• **The problem**
All of the data is to be repeated verbatim.

[Records from a data collection]
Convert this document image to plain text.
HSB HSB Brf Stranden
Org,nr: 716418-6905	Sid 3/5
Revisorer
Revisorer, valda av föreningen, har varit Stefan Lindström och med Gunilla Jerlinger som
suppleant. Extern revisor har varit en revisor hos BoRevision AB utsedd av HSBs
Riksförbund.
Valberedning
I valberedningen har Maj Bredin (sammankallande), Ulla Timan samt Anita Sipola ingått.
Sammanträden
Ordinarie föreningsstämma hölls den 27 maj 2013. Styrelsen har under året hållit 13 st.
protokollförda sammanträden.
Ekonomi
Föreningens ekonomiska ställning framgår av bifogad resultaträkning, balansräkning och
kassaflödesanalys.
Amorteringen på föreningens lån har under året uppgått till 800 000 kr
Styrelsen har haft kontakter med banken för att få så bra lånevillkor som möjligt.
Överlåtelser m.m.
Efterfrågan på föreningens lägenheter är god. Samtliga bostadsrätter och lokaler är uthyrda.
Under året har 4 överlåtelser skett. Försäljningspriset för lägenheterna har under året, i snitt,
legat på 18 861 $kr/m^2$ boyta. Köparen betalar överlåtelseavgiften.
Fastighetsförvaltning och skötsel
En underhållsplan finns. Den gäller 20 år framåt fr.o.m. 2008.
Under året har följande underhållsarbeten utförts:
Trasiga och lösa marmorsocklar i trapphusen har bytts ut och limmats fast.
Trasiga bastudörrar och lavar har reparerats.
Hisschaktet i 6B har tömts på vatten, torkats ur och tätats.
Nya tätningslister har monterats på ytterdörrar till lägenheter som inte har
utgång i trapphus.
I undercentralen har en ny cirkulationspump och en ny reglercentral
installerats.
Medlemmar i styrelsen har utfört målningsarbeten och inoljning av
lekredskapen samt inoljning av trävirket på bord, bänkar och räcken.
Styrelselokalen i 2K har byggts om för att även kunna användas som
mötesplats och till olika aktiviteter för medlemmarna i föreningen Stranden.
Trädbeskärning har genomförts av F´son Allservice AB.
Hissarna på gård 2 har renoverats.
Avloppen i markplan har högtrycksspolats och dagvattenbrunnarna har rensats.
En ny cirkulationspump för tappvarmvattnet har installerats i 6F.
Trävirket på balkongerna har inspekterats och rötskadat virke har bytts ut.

• **Exercise output**
Convert this document image to plain text.
HSB HSB Brf Stranden
Org,nr: 716418-6905	Sid 3/5
Revisorer
Revisorer, valda av föreningen, har varit Stefan Lindström och med Gunilla Jerlinger som
suppleant. Extern revisor har varit en revisor hos BoRevision AB utsedd av HSBs
Riksförbund.
Valberedning
I valberedningen har Maj Bredin (sammankallande), Ulla Timan samt Anita Sipola ingått.
Sammanträden
Ordinarie föreningsstämma hölls den 27 maj 2013. Styrelsen har under året hållit 13 st.
protokollförda sammanträden.
Ekonomi
Föreningens ekonomiska ställning framgår av bifogad resultaträkning, balansräkning och
kassaflödesanalys.
Amorteringen på föreningens lån har under året uppgått till 800 000 kr
Styrelsen har haft kontakter med banken för att få så bra lånevillkor som möjligt.
Överlåtelser m.m.
Efterfrågan på föreningens lägenheter är god. Samtliga bostadsrätter och lokaler är uthyrda.
Under året har 4 överlåtelser skett. Försäljningspriset för lägenheterna har under året, i snitt,
legat på 18 861 $kr/m^2$ boyta. Köparen betalar överlåtelseavgiften.
Fastighetsförvaltning och skötsel
En underhållsplan finns. Den gäller 20 år framåt fr.o.m. 2008.
Under året har följande underhållsarbeten utförts:
Trasiga och lösa marmorsocklar i trapphusen har bytts ut och limmats fast.
Trasiga bastudörrar och lavar har reparerats.
Hisschaktet i 6B har tömts på vatten, torkats ur och tätats.
Nya tätningslister har monterats på ytterdörrar till lägenheter som inte har
utgång i trapphus.
I undercentralen har en ny cirkulationspump och en ny reglercentral
installerats.
Medlemmar i styrelsen har utfört målningsarbeten och inoljning av
lekredskapen samt inoljning av trävirket på bord, bänkar och räcken.
Styrelselokalen i 2K har byggts om för att även kunna användas som
mötesplats och till olika aktiviteter för medlemmarna i föreningen Stranden.
Trädbeskärning har genomförts av F´son Allservice AB.
Hissarna på gård 2 har renoverats.
Avloppen i markplan har högtrycksspolats och dagvattenbrunnarna har rensats.
En ny cirkulationspump för tappvarmvattnet har installerats i 6F.
Trävirket på balkongerna har inspekterats och rötskadat virke har bytts ut.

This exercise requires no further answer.